**SET EXERCISE**
Lift out all lines below that contain "screenshot".

● ● ● ● ● ● ●

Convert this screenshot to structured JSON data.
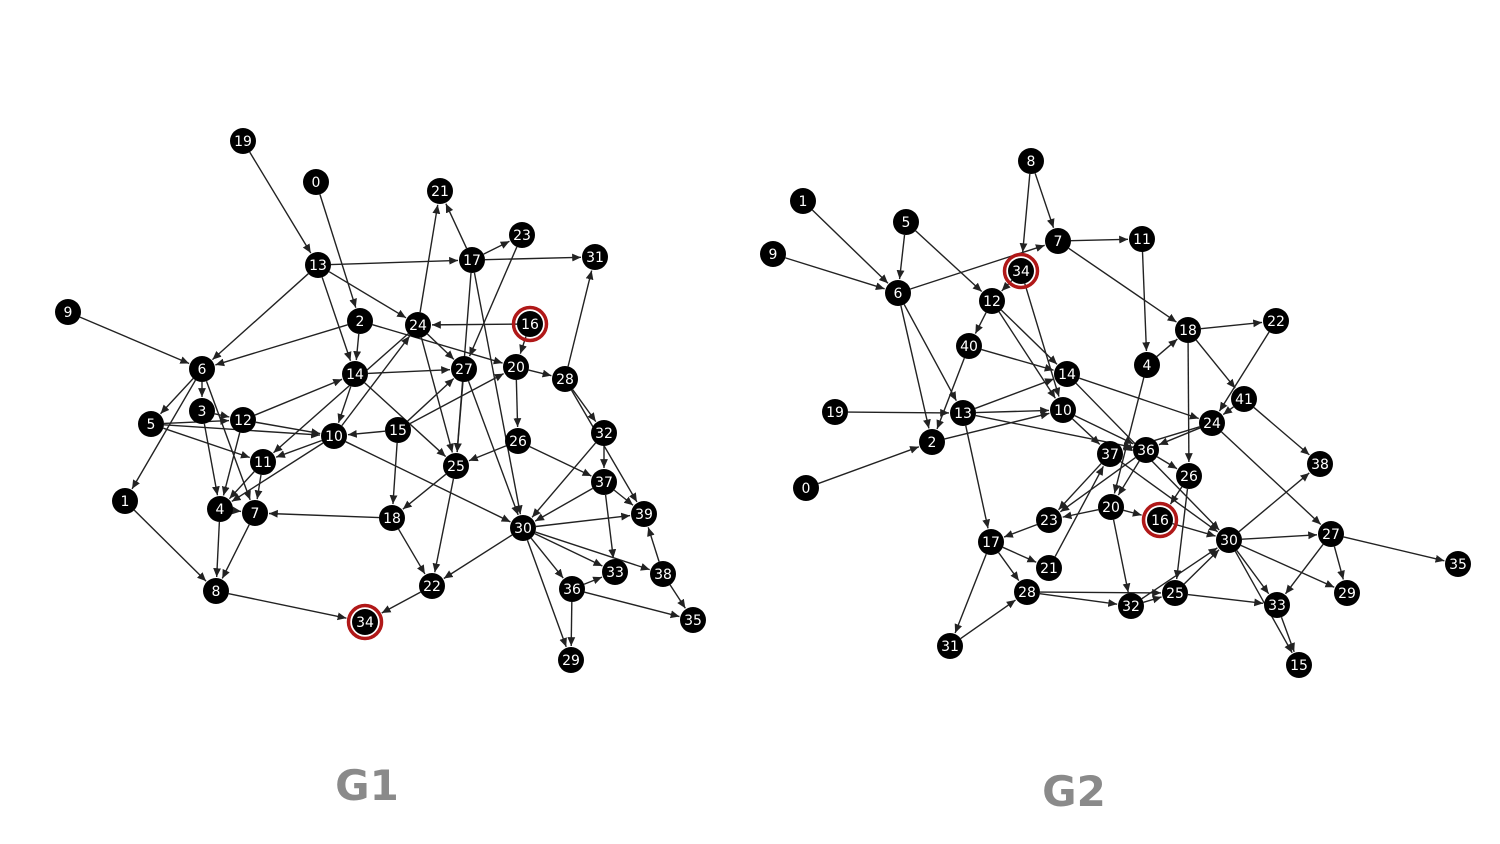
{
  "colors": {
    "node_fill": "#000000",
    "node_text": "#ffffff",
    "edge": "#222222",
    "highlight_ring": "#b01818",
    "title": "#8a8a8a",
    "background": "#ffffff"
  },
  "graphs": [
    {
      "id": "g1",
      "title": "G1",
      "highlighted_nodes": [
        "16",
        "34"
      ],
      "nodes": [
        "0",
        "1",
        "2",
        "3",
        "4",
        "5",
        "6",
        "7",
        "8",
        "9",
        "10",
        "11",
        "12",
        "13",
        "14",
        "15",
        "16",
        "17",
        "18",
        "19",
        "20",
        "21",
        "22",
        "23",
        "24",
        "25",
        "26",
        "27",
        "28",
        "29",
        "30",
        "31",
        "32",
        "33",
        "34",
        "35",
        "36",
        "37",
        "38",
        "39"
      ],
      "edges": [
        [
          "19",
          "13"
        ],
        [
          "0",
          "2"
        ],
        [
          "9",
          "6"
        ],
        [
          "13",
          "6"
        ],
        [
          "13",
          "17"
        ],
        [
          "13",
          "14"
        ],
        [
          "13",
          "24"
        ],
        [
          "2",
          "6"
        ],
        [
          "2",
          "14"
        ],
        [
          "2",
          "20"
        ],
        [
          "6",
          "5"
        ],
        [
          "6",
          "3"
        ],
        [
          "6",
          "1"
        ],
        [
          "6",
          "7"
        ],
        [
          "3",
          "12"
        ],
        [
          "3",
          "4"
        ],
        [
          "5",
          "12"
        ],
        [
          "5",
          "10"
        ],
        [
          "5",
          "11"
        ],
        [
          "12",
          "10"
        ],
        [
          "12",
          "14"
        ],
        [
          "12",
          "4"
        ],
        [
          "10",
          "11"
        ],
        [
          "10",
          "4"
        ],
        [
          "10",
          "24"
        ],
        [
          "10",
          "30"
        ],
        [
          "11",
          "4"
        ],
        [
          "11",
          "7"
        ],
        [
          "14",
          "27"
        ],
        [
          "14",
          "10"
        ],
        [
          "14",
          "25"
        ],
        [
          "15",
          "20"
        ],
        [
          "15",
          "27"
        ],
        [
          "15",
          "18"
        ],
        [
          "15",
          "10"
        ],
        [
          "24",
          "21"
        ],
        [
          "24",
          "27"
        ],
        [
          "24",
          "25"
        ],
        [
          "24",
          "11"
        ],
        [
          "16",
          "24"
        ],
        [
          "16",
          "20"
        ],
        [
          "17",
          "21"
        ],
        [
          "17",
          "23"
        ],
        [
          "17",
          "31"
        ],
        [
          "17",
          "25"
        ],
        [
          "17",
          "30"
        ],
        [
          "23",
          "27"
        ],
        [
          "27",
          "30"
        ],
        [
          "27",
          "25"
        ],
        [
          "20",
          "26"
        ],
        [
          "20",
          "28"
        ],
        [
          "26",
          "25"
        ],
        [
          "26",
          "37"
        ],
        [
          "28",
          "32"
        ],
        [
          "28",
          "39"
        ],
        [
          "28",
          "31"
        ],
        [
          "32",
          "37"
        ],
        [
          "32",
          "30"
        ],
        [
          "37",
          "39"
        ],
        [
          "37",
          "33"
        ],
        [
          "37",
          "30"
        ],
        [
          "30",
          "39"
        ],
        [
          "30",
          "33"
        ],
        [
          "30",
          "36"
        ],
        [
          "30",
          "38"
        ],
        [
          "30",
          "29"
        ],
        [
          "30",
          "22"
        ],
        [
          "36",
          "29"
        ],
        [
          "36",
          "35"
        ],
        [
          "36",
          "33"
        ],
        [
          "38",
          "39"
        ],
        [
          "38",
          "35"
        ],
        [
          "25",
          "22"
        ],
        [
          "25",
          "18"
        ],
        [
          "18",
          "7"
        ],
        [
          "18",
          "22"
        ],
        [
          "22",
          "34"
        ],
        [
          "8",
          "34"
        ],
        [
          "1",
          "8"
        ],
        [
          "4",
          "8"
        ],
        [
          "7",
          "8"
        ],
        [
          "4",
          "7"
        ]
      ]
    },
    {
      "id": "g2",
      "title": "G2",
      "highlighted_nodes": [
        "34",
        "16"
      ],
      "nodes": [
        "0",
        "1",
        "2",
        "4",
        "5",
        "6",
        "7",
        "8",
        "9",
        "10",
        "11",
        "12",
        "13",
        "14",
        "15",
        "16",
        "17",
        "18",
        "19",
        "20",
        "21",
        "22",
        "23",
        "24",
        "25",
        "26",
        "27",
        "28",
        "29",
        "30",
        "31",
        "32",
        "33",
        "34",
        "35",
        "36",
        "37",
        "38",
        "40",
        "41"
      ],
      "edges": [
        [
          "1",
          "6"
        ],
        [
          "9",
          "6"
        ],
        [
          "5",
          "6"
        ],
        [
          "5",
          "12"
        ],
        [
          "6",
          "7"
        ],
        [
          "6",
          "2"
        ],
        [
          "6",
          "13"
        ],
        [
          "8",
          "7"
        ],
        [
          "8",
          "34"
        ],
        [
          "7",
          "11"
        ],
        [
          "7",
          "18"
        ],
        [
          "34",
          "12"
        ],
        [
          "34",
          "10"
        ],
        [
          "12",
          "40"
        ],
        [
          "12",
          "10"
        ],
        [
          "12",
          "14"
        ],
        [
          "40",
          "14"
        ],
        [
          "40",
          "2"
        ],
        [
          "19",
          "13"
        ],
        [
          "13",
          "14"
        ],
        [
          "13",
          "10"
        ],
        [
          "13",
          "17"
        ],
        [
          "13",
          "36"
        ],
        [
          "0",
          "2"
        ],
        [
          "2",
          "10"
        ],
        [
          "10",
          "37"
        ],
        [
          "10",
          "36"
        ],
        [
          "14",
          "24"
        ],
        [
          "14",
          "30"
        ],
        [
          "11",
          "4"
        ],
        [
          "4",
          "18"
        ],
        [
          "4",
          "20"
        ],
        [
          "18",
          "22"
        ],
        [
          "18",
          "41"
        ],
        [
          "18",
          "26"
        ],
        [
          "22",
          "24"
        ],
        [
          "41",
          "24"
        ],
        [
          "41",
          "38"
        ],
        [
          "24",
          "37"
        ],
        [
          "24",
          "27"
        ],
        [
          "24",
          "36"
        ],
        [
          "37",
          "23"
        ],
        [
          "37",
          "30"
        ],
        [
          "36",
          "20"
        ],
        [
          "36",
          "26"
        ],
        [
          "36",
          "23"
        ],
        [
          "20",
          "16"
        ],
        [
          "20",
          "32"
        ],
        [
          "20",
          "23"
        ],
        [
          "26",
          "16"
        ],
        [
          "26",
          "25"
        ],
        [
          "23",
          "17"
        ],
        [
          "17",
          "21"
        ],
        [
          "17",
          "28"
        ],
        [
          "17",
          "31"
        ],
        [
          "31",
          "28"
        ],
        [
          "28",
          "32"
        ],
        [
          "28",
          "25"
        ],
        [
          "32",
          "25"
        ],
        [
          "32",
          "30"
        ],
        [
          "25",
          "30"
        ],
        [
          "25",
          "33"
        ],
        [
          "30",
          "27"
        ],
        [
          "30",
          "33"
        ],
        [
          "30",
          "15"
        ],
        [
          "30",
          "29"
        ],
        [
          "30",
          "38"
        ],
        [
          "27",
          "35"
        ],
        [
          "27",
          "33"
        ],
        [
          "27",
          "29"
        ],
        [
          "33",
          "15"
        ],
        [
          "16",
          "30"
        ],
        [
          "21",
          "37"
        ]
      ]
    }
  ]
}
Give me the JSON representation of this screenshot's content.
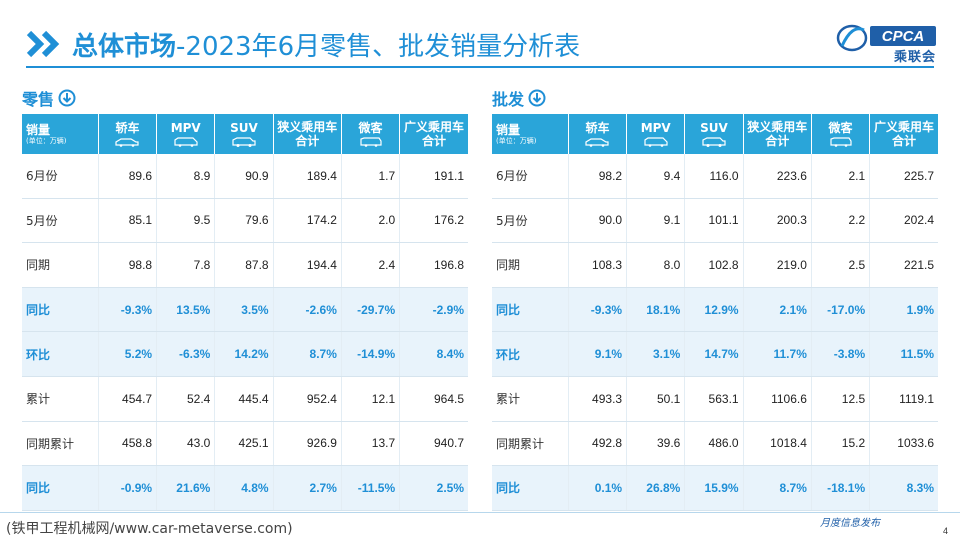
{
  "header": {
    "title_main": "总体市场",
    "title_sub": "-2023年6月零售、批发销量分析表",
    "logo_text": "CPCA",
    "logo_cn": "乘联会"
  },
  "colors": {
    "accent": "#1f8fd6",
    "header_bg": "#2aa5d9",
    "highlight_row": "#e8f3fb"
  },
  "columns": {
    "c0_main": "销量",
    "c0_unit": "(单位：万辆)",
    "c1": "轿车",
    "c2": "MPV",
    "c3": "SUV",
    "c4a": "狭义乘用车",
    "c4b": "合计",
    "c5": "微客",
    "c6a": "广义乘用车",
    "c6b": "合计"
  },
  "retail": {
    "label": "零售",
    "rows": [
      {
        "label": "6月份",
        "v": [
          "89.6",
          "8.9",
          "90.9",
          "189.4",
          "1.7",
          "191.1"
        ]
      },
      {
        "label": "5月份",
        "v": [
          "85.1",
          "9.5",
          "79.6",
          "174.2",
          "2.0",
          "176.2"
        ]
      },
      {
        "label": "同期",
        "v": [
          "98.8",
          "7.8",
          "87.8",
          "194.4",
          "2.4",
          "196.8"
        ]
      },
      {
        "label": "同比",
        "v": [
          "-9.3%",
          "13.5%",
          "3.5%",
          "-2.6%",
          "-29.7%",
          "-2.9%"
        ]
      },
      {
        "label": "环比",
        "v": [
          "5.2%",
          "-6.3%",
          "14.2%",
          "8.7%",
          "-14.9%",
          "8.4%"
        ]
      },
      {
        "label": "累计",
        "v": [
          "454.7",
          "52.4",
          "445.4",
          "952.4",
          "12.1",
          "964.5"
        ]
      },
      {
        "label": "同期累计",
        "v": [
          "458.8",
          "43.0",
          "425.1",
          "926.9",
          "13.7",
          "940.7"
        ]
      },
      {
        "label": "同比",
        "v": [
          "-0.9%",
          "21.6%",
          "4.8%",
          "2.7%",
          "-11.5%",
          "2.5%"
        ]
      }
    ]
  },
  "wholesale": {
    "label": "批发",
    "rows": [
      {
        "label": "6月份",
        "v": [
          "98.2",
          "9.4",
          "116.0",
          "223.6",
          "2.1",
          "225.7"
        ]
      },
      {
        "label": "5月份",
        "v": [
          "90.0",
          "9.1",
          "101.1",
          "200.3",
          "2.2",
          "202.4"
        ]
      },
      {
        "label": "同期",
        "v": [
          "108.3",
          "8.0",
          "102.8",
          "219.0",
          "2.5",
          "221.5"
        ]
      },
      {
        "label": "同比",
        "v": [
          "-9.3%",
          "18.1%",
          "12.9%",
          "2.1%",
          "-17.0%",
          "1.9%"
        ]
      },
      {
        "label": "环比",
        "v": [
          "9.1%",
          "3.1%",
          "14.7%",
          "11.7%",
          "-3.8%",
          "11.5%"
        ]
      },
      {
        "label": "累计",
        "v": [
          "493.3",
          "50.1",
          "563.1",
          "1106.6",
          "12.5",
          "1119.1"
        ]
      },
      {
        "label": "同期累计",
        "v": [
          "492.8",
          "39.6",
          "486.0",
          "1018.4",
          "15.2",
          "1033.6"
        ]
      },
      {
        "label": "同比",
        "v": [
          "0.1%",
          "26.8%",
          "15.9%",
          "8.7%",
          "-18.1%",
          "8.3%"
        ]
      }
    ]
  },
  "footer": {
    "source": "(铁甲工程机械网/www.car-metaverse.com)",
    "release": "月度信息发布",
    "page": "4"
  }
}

● ● ● ● ● ● ●

**SOLUTION FOR THIS EXERCISE**
Convert this screenshot to structured JSON data.
Give me the JSON representation of this screenshot's content.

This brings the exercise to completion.